▸ **Directions**: Find the string "hôtel" in the entries and copy each line that has it.

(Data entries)
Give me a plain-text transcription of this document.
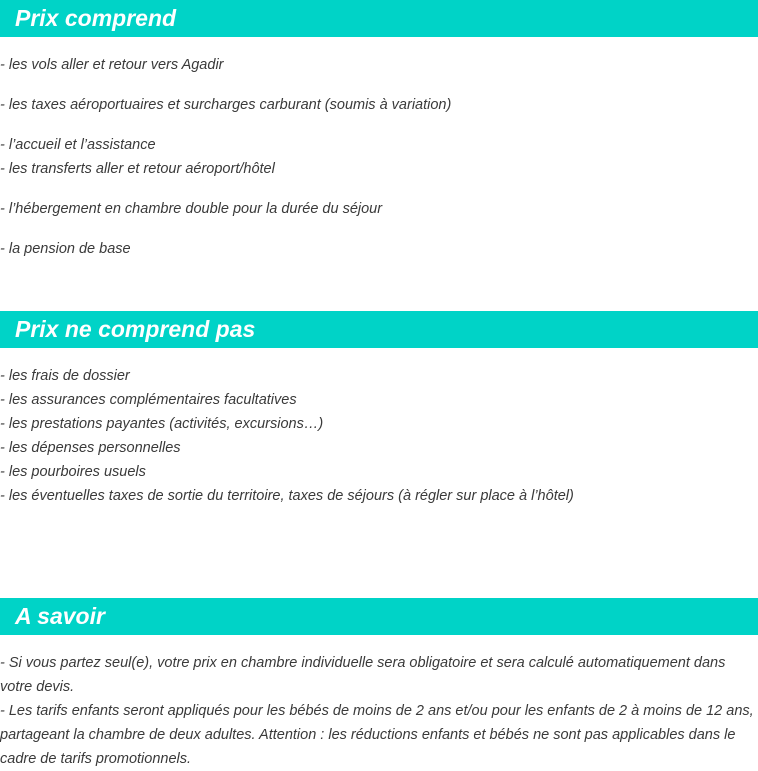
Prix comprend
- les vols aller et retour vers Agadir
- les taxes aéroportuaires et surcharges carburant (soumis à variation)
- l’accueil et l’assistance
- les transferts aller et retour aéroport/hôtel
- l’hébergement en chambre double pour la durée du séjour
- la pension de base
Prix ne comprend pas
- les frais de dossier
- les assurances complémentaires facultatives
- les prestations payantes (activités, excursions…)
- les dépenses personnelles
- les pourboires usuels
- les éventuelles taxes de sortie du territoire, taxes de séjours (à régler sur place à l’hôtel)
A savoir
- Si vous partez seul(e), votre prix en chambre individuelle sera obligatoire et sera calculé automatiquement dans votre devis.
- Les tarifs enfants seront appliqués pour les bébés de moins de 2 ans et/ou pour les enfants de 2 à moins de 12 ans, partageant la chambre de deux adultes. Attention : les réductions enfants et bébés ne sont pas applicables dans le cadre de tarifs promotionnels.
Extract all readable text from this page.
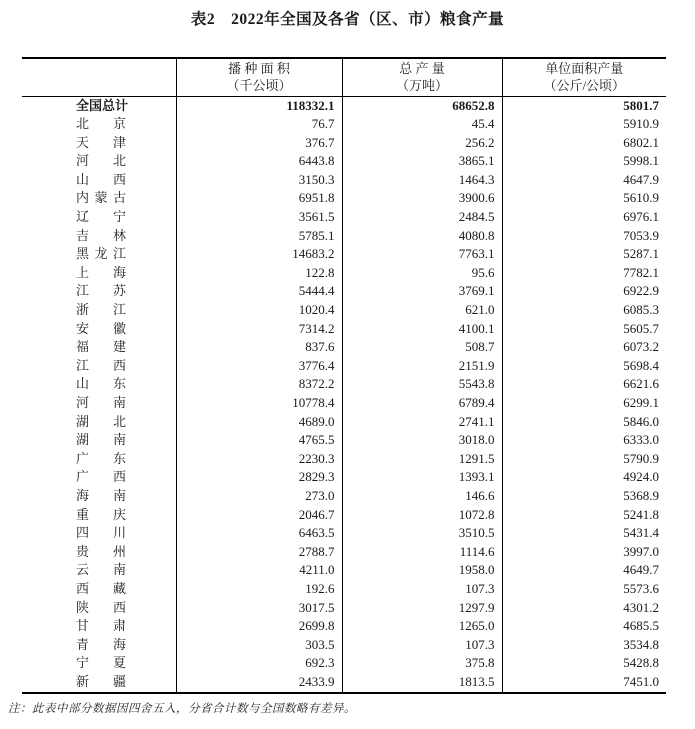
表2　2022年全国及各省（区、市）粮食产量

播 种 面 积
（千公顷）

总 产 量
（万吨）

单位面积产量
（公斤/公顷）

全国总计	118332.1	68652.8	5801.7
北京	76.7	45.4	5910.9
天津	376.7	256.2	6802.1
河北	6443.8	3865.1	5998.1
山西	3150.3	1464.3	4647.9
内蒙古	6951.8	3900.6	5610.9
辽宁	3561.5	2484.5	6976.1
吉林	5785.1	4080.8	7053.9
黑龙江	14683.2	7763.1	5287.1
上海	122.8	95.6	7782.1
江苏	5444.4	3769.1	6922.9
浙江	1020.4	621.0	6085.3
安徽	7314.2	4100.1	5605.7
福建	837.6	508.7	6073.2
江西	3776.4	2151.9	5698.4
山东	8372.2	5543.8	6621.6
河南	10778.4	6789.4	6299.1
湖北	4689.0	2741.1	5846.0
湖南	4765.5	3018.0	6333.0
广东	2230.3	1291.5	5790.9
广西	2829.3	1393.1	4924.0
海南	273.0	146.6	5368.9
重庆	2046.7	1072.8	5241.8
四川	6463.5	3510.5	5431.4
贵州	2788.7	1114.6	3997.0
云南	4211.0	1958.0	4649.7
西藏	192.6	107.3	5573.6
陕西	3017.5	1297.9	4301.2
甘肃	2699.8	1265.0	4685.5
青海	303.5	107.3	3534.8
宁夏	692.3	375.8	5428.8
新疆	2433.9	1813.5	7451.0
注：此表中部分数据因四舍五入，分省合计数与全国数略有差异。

▸ **In response**:
- les transferts aller et retour aéroport/hôtel
- les éventuelles taxes de sortie du territoire, taxes de séjours (à régler sur place à l’hôtel)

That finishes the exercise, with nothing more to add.